Wherever the string "SHOWS" appears in a line, extract that line.

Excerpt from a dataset
begin
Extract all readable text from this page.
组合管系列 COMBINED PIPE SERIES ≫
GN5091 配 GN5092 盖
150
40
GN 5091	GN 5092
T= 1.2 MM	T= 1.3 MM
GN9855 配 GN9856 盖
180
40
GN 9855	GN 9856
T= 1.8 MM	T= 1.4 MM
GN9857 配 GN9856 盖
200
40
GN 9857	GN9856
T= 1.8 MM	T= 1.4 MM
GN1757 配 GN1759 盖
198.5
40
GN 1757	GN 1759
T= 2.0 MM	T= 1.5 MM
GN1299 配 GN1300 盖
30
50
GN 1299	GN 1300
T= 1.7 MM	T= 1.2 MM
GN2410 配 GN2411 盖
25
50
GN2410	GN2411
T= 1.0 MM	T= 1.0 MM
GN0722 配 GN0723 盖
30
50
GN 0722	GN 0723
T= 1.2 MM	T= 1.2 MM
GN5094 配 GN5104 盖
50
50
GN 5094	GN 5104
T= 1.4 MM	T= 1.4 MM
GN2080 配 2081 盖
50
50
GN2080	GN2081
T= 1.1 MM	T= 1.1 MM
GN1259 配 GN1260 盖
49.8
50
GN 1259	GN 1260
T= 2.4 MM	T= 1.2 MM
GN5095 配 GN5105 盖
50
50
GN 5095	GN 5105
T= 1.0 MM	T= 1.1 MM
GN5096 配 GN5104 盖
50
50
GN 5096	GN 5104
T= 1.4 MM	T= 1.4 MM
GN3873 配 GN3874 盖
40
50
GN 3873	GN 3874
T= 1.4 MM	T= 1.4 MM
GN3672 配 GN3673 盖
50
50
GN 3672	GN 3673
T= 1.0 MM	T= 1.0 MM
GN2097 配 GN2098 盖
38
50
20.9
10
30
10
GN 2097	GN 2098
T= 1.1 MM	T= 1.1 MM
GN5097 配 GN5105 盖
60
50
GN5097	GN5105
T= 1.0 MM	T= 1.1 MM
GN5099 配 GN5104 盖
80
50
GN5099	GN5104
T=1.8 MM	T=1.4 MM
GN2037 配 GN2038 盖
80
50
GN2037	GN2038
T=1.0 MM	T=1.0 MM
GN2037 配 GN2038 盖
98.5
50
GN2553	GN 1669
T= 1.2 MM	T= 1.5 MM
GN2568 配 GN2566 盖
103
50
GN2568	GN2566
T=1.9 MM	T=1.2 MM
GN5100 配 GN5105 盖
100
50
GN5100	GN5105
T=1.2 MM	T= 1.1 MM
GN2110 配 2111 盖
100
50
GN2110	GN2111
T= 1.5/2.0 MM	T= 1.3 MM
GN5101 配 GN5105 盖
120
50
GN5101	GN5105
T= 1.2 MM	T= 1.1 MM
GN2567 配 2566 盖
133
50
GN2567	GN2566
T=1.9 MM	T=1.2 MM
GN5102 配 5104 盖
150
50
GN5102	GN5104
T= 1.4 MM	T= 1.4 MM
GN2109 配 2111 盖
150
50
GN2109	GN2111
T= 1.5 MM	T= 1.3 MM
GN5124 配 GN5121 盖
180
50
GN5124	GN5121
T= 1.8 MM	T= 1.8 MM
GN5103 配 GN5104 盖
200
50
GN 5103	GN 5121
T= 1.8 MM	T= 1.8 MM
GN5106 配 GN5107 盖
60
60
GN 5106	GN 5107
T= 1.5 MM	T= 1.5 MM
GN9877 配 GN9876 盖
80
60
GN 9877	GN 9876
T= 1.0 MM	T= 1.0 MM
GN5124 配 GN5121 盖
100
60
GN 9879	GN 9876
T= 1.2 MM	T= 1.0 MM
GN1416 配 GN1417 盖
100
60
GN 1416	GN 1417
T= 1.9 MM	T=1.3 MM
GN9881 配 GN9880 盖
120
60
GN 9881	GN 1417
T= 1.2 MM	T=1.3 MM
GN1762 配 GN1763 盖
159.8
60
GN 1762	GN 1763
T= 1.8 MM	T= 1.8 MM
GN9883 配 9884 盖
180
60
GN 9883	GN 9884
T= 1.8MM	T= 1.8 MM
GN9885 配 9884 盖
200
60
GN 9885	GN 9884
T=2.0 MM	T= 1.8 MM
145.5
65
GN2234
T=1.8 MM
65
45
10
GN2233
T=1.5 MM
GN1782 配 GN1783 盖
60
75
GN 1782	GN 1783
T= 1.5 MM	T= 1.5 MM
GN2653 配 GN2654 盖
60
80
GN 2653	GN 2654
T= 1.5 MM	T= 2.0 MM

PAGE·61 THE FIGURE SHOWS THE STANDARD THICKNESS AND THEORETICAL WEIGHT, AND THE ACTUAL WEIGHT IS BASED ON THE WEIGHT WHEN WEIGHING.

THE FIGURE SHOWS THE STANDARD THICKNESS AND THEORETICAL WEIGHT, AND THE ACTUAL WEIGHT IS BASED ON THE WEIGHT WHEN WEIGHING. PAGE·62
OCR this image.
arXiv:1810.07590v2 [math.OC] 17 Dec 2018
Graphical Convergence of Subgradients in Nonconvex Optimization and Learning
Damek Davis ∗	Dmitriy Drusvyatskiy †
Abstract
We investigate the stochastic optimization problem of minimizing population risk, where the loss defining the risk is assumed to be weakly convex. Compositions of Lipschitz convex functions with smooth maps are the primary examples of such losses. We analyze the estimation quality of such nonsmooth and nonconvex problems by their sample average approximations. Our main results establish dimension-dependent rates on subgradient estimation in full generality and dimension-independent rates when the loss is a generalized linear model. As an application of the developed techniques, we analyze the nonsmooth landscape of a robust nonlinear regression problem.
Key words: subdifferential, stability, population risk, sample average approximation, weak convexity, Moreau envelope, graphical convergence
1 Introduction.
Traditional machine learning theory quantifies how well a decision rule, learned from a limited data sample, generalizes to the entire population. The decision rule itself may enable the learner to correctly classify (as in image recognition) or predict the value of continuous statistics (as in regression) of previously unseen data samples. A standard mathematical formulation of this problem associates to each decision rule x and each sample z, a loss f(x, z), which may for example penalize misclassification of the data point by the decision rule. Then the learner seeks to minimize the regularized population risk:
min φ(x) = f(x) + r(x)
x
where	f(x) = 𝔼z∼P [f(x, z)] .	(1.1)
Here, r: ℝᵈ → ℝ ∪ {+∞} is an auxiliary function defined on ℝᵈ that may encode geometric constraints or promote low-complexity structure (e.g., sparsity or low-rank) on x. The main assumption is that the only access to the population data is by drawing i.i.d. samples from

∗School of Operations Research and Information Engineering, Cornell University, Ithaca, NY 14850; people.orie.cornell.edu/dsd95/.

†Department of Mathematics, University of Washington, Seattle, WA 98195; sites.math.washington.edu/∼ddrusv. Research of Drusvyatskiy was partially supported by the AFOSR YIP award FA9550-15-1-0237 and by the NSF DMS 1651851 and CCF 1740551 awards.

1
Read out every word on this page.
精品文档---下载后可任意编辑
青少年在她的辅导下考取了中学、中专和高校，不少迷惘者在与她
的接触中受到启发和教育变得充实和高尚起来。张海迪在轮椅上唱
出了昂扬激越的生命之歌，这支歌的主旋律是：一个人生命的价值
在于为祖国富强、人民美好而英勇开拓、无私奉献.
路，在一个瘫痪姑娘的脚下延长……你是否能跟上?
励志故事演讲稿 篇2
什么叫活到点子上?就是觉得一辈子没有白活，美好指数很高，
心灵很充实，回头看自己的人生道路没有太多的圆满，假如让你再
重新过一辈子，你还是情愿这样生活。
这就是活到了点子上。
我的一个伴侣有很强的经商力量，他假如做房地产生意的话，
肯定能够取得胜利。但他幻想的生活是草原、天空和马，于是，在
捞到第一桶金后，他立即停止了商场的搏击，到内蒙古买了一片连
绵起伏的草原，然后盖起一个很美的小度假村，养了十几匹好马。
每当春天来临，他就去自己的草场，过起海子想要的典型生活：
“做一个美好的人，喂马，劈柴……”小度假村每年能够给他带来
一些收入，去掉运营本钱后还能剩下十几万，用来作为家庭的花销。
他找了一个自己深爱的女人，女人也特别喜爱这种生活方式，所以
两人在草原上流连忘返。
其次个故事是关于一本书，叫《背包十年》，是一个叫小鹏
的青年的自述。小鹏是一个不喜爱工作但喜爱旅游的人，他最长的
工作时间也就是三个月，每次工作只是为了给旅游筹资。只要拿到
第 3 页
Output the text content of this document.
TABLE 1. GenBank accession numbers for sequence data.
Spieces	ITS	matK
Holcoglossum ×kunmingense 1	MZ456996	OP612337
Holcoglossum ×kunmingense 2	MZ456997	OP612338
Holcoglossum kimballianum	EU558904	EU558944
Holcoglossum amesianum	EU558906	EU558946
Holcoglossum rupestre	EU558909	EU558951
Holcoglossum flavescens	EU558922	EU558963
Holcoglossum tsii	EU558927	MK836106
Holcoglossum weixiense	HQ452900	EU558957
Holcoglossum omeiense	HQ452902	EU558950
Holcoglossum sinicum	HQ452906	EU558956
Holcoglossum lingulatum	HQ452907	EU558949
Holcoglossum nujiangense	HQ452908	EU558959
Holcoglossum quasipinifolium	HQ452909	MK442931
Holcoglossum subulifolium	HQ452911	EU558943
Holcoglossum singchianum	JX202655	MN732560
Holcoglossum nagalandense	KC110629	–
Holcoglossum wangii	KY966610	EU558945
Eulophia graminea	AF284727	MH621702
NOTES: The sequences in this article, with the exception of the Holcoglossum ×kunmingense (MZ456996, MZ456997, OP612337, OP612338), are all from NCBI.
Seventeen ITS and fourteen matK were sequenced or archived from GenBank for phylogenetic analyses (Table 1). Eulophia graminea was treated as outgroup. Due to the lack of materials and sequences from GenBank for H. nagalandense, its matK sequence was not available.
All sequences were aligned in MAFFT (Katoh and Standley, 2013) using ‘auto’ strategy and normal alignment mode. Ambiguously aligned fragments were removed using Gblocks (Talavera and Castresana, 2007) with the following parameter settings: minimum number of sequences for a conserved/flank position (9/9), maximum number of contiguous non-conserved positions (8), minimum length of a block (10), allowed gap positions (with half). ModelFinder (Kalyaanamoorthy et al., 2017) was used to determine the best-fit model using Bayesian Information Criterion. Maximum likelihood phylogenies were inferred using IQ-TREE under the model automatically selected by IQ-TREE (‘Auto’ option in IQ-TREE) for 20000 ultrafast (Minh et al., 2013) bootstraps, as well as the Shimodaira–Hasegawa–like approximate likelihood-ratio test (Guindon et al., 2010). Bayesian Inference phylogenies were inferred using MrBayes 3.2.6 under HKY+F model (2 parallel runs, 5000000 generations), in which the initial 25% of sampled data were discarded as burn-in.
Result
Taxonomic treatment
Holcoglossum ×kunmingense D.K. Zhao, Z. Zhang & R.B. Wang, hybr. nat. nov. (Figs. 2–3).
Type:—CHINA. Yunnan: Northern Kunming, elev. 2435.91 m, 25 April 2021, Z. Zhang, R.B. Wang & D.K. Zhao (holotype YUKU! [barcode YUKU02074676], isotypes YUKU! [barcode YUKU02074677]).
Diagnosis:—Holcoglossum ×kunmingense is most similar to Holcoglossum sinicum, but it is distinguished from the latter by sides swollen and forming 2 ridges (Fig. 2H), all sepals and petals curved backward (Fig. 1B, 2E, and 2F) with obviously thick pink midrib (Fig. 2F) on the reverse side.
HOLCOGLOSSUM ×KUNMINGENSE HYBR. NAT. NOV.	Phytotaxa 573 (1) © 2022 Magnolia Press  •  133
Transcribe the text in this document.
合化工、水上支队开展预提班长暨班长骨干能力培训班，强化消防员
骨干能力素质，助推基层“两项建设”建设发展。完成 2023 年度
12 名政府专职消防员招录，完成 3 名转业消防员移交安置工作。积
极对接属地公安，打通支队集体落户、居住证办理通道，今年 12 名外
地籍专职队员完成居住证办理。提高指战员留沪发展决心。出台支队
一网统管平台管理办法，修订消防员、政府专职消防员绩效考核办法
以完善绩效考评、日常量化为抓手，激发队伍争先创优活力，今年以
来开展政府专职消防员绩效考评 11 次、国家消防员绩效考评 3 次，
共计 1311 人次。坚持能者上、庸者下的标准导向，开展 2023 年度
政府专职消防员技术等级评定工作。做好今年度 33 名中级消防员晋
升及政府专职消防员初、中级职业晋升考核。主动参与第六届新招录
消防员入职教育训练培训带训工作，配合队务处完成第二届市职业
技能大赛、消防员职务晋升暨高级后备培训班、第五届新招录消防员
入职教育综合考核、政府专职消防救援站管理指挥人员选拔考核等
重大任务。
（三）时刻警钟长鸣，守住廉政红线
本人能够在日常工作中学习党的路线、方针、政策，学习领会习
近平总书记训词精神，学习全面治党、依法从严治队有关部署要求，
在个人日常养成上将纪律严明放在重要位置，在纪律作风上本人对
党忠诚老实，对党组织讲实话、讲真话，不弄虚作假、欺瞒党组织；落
end
§ Answer in full
PAGE·61 THE FIGURE SHOWS THE STANDARD THICKNESS AND THEORETICAL WEIGHT, AND THE ACTUAL WEIGHT IS BASED ON THE WEIGHT WHEN WEIGHING.
THE FIGURE SHOWS THE STANDARD THICKNESS AND THEORETICAL WEIGHT, AND THE ACTUAL WEIGHT IS BASED ON THE WEIGHT WHEN WEIGHING. PAGE·62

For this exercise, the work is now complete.